Worth Avenue was lined with coconut palms that succumbed to lethal yellowing blight in the 1970s. Adonidia or "Christmas palms" replaced them, but they were not in proportion to the buildings on the street. The street was renovated in 1983, but major makeover was completed in 2010. The $15.8 million Worth Avenue Improvement Project was conducted during the off-season and lasted two years, with the Town of Palm Beach and City of West Palm Beach responsible for $1.25 million of the cost and $14.77 million from the issuance of public improvement revenue bonds. This major streetscape redesign included planting of 200 mature coconut palms, each from 32 to 40 ft tall, installing tabby concrete sidewalks that are typically used for expensive residences, and building a 25 ft clock tower on the beach side.

§ **Material shown**:
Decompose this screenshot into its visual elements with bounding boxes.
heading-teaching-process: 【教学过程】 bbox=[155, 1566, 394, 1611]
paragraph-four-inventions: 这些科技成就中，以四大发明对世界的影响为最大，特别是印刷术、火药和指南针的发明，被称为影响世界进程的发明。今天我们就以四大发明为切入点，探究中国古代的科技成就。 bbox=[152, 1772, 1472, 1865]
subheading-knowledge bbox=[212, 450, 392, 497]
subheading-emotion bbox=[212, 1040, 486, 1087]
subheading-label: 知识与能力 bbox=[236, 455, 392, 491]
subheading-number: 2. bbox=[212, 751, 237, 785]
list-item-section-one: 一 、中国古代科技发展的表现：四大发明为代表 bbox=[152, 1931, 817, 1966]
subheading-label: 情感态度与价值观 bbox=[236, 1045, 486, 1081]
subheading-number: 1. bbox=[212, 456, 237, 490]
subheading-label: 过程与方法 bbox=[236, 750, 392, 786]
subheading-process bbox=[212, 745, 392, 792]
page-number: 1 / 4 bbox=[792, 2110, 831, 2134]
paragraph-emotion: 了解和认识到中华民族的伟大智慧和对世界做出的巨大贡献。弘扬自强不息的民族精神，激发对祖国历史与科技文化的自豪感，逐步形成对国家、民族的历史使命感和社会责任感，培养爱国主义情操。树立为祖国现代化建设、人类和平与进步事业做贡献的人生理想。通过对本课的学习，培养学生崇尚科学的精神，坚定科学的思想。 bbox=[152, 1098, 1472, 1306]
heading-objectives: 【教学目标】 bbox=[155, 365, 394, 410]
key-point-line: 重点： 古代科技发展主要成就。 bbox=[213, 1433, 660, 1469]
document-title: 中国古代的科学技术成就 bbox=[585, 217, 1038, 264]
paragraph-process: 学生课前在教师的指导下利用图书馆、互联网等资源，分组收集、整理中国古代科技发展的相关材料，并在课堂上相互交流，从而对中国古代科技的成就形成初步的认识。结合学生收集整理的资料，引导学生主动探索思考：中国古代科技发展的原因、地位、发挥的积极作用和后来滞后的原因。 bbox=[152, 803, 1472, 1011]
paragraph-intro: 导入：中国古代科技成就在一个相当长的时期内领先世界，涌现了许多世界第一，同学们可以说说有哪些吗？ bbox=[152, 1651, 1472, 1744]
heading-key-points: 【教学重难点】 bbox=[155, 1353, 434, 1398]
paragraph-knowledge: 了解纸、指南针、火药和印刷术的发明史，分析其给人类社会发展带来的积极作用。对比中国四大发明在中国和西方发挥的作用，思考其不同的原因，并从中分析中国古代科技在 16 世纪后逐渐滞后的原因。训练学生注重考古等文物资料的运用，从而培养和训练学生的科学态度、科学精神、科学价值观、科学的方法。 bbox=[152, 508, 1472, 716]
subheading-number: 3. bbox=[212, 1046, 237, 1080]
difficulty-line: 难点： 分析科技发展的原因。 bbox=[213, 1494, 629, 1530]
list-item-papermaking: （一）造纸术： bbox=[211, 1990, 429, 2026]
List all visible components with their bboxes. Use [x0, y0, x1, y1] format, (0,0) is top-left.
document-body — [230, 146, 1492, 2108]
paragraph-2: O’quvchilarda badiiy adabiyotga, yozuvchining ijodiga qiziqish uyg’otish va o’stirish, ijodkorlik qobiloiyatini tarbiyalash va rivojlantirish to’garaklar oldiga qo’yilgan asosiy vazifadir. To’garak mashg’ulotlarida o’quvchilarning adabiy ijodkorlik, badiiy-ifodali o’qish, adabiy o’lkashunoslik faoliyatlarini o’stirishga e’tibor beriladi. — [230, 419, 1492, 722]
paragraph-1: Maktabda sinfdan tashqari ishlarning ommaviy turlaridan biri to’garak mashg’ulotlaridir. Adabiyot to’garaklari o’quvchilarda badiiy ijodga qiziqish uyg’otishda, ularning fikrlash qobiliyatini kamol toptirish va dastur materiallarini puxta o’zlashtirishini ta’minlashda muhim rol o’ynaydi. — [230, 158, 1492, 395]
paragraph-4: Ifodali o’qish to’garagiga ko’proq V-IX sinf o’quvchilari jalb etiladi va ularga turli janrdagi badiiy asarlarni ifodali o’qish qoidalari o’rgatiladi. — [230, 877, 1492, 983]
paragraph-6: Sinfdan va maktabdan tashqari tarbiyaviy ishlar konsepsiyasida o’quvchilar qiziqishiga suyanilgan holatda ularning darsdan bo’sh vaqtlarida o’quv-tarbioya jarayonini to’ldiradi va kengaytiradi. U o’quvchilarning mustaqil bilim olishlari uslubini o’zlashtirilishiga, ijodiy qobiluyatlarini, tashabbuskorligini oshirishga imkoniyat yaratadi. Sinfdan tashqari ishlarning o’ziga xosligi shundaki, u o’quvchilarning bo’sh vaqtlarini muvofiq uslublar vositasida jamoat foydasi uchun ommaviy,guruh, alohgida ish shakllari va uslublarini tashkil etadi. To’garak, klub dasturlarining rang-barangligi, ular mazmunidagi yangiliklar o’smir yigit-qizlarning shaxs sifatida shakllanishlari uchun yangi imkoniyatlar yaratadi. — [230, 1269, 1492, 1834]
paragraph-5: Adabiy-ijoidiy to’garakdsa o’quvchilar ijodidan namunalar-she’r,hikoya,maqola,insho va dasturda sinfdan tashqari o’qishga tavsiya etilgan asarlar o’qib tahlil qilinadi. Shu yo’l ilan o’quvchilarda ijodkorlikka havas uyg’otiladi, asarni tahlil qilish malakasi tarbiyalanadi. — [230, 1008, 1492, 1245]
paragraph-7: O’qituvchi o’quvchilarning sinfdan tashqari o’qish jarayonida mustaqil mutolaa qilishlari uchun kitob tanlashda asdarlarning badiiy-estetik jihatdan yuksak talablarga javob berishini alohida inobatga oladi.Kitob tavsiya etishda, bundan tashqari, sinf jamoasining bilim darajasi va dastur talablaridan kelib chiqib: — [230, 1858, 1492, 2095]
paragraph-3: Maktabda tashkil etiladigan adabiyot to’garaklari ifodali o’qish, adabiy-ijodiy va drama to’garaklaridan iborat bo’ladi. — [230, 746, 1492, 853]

§ **Exercise instructions**:
Translate this sentence from the Worth Avenue passage into Spanish: "Worth Avenue was lined with coconut palms that succumbed to lethal yellowing blight in the 1970s." Use only the Worth Avenue passage for this.

§ **Answer below**:
Worth Avenue estaba bordeada de cocoteros que sucumbieron a la plaga del amarillamiento letal en la década de 1970.